Give every line of the data again, unchanged, but with no pictures.

----------

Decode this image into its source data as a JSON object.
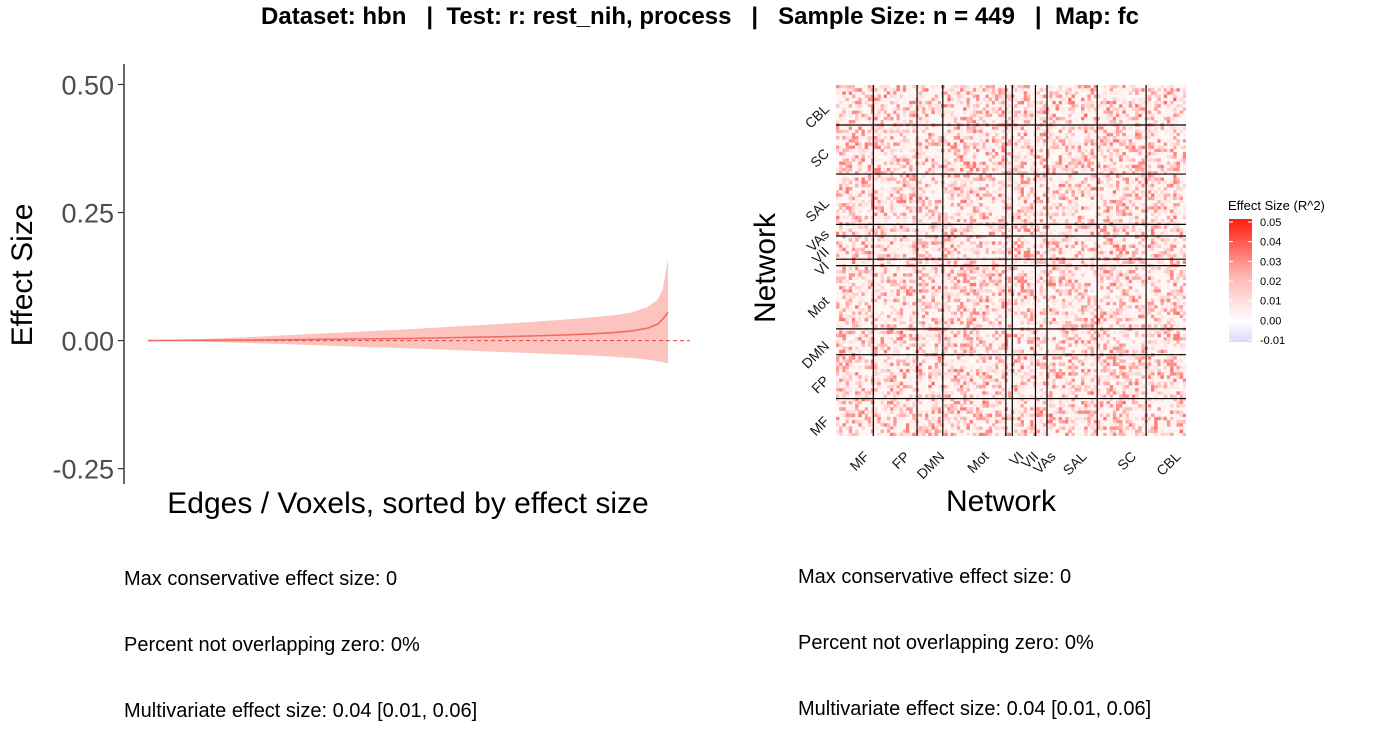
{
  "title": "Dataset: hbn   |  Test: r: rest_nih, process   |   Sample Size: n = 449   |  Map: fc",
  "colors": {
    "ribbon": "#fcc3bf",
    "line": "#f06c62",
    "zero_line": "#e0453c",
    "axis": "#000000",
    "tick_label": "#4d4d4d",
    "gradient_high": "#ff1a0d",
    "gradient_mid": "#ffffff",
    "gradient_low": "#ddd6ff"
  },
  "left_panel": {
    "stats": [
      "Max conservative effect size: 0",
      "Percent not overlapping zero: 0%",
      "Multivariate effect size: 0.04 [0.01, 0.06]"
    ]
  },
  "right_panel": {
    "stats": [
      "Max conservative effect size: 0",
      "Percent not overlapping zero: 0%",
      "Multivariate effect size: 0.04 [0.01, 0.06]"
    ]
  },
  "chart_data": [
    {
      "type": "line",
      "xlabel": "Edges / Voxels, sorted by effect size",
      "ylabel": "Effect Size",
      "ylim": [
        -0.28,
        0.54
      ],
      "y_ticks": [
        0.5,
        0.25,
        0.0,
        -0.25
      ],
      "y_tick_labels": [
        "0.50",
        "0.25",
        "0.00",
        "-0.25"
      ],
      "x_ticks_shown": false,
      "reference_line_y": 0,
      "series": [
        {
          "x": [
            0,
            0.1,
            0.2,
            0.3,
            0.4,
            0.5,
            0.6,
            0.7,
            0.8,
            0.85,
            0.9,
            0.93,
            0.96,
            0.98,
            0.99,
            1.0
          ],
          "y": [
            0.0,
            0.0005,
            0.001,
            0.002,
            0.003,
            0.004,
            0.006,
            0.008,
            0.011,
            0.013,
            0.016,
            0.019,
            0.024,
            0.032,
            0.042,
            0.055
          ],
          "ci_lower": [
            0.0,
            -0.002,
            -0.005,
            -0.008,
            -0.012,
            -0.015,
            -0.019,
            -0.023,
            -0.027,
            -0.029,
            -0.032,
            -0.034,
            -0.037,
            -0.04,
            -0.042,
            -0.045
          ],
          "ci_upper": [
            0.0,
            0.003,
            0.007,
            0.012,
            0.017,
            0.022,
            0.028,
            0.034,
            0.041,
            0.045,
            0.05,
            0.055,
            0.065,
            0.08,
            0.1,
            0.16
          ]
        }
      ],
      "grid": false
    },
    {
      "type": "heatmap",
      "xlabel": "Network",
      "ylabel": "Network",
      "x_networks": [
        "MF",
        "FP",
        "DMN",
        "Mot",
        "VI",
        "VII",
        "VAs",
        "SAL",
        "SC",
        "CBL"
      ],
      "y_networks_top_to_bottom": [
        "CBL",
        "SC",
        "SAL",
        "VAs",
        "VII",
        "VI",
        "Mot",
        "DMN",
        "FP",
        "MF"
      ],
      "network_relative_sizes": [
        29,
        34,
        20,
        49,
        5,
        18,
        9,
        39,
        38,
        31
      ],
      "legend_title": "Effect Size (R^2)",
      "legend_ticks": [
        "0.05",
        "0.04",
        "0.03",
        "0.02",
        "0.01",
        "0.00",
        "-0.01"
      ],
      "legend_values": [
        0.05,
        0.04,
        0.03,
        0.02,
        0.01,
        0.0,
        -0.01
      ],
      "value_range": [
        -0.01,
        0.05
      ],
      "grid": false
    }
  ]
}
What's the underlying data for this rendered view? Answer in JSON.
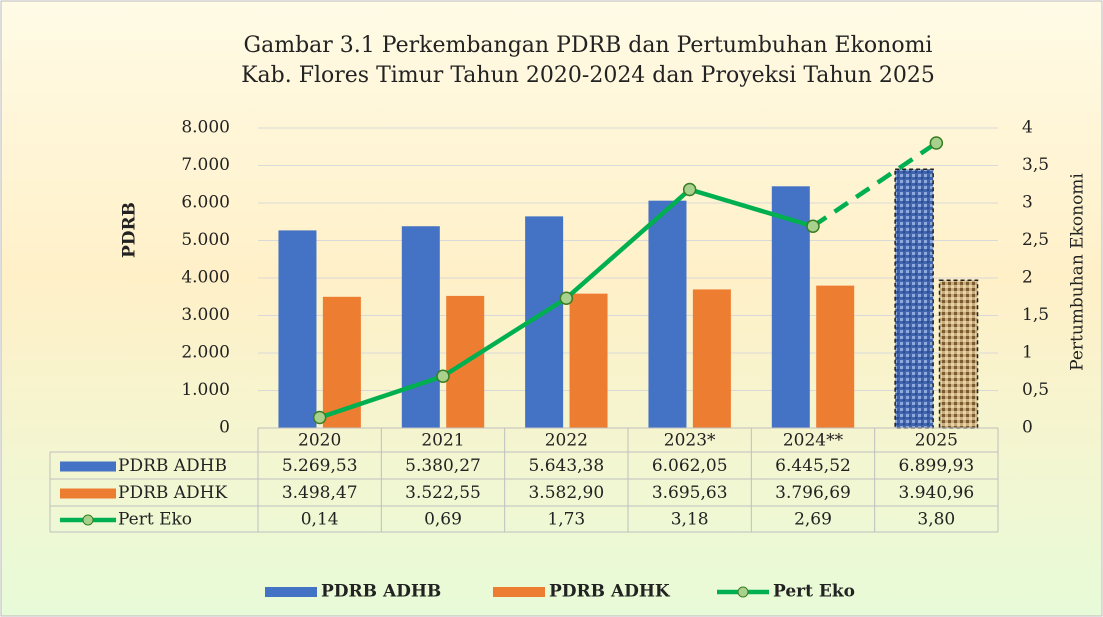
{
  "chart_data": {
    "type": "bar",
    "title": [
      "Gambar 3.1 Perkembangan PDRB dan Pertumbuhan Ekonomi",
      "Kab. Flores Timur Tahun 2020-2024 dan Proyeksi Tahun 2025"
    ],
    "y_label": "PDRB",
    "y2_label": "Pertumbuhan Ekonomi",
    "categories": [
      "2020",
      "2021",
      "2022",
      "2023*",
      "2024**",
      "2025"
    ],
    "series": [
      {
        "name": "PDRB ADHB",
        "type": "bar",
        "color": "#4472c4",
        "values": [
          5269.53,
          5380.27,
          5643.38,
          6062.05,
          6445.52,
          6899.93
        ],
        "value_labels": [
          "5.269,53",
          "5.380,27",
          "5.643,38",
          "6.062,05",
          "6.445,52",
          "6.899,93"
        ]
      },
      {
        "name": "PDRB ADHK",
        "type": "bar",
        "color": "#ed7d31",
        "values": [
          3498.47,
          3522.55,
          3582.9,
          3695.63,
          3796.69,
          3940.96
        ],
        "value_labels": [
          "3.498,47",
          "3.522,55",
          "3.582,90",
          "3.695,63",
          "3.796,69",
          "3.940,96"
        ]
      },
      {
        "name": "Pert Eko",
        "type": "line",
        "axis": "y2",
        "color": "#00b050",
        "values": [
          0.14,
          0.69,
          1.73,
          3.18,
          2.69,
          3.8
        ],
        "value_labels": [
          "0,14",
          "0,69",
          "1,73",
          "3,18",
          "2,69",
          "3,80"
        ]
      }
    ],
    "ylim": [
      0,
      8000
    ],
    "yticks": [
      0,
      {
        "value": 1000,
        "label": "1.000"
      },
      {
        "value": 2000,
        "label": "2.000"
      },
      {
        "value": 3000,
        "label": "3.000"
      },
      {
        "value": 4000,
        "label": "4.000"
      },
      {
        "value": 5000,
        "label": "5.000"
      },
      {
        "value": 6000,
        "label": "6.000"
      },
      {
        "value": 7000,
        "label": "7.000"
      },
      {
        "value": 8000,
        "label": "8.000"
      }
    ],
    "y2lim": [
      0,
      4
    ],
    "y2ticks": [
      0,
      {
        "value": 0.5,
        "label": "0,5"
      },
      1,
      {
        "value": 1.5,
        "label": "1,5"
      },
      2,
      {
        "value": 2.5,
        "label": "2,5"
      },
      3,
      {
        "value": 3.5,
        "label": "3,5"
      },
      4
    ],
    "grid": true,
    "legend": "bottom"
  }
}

----------

=== The output ===
Decode this image into its source data as a JSON object.
{
  "title": "Dataset: hbn   |  Test: r: rest_nih, process   |   Sample Size: n = 449   |  Map: fc",
  "colors": {
    "ribbon": "#fcc3bf",
    "line": "#f06c62",
    "zero_line": "#e0453c",
    "axis": "#000000",
    "tick_label": "#4d4d4d",
    "gradient_high": "#ff1a0d",
    "gradient_mid": "#ffffff",
    "gradient_low": "#ddd6ff"
  },
  "left_panel": {
    "stats": [
      "Max conservative effect size: 0",
      "Percent not overlapping zero: 0%",
      "Multivariate effect size: 0.04 [0.01, 0.06]"
    ]
  },
  "right_panel": {
    "stats": [
      "Max conservative effect size: 0",
      "Percent not overlapping zero: 0%",
      "Multivariate effect size: 0.04 [0.01, 0.06]"
    ]
  },
  "chart_data": [
    {
      "type": "line",
      "xlabel": "Edges / Voxels, sorted by effect size",
      "ylabel": "Effect Size",
      "ylim": [
        -0.28,
        0.54
      ],
      "y_ticks": [
        0.5,
        0.25,
        0.0,
        -0.25
      ],
      "y_tick_labels": [
        "0.50",
        "0.25",
        "0.00",
        "-0.25"
      ],
      "x_ticks_shown": false,
      "reference_line_y": 0,
      "series": [
        {
          "x": [
            0,
            0.1,
            0.2,
            0.3,
            0.4,
            0.5,
            0.6,
            0.7,
            0.8,
            0.85,
            0.9,
            0.93,
            0.96,
            0.98,
            0.99,
            1.0
          ],
          "y": [
            0.0,
            0.0005,
            0.001,
            0.002,
            0.003,
            0.004,
            0.006,
            0.008,
            0.011,
            0.013,
            0.016,
            0.019,
            0.024,
            0.032,
            0.042,
            0.055
          ],
          "ci_lower": [
            0.0,
            -0.002,
            -0.005,
            -0.008,
            -0.012,
            -0.015,
            -0.019,
            -0.023,
            -0.027,
            -0.029,
            -0.032,
            -0.034,
            -0.037,
            -0.04,
            -0.042,
            -0.045
          ],
          "ci_upper": [
            0.0,
            0.003,
            0.007,
            0.012,
            0.017,
            0.022,
            0.028,
            0.034,
            0.041,
            0.045,
            0.05,
            0.055,
            0.065,
            0.08,
            0.1,
            0.16
          ]
        }
      ],
      "grid": false
    },
    {
      "type": "heatmap",
      "xlabel": "Network",
      "ylabel": "Network",
      "x_networks": [
        "MF",
        "FP",
        "DMN",
        "Mot",
        "VI",
        "VII",
        "VAs",
        "SAL",
        "SC",
        "CBL"
      ],
      "y_networks_top_to_bottom": [
        "CBL",
        "SC",
        "SAL",
        "VAs",
        "VII",
        "VI",
        "Mot",
        "DMN",
        "FP",
        "MF"
      ],
      "network_relative_sizes": [
        29,
        34,
        20,
        49,
        5,
        18,
        9,
        39,
        38,
        31
      ],
      "legend_title": "Effect Size (R^2)",
      "legend_ticks": [
        "0.05",
        "0.04",
        "0.03",
        "0.02",
        "0.01",
        "0.00",
        "-0.01"
      ],
      "legend_values": [
        0.05,
        0.04,
        0.03,
        0.02,
        0.01,
        0.0,
        -0.01
      ],
      "value_range": [
        -0.01,
        0.05
      ],
      "grid": false
    }
  ]
}
What's the underlying data for this rendered view? Answer in JSON.
{
  "chart_data": {
    "type": "bar",
    "title": [
      "Gambar 3.1 Perkembangan PDRB dan Pertumbuhan Ekonomi",
      "Kab. Flores Timur Tahun 2020-2024 dan Proyeksi Tahun 2025"
    ],
    "y_label": "PDRB",
    "y2_label": "Pertumbuhan Ekonomi",
    "categories": [
      "2020",
      "2021",
      "2022",
      "2023*",
      "2024**",
      "2025"
    ],
    "series": [
      {
        "name": "PDRB ADHB",
        "type": "bar",
        "color": "#4472c4",
        "values": [
          5269.53,
          5380.27,
          5643.38,
          6062.05,
          6445.52,
          6899.93
        ],
        "value_labels": [
          "5.269,53",
          "5.380,27",
          "5.643,38",
          "6.062,05",
          "6.445,52",
          "6.899,93"
        ]
      },
      {
        "name": "PDRB ADHK",
        "type": "bar",
        "color": "#ed7d31",
        "values": [
          3498.47,
          3522.55,
          3582.9,
          3695.63,
          3796.69,
          3940.96
        ],
        "value_labels": [
          "3.498,47",
          "3.522,55",
          "3.582,90",
          "3.695,63",
          "3.796,69",
          "3.940,96"
        ]
      },
      {
        "name": "Pert Eko",
        "type": "line",
        "axis": "y2",
        "color": "#00b050",
        "values": [
          0.14,
          0.69,
          1.73,
          3.18,
          2.69,
          3.8
        ],
        "value_labels": [
          "0,14",
          "0,69",
          "1,73",
          "3,18",
          "2,69",
          "3,80"
        ]
      }
    ],
    "ylim": [
      0,
      8000
    ],
    "yticks": [
      0,
      {
        "value": 1000,
        "label": "1.000"
      },
      {
        "value": 2000,
        "label": "2.000"
      },
      {
        "value": 3000,
        "label": "3.000"
      },
      {
        "value": 4000,
        "label": "4.000"
      },
      {
        "value": 5000,
        "label": "5.000"
      },
      {
        "value": 6000,
        "label": "6.000"
      },
      {
        "value": 7000,
        "label": "7.000"
      },
      {
        "value": 8000,
        "label": "8.000"
      }
    ],
    "y2lim": [
      0,
      4
    ],
    "y2ticks": [
      0,
      {
        "value": 0.5,
        "label": "0,5"
      },
      1,
      {
        "value": 1.5,
        "label": "1,5"
      },
      2,
      {
        "value": 2.5,
        "label": "2,5"
      },
      3,
      {
        "value": 3.5,
        "label": "3,5"
      },
      4
    ],
    "grid": true,
    "legend": "bottom"
  }
}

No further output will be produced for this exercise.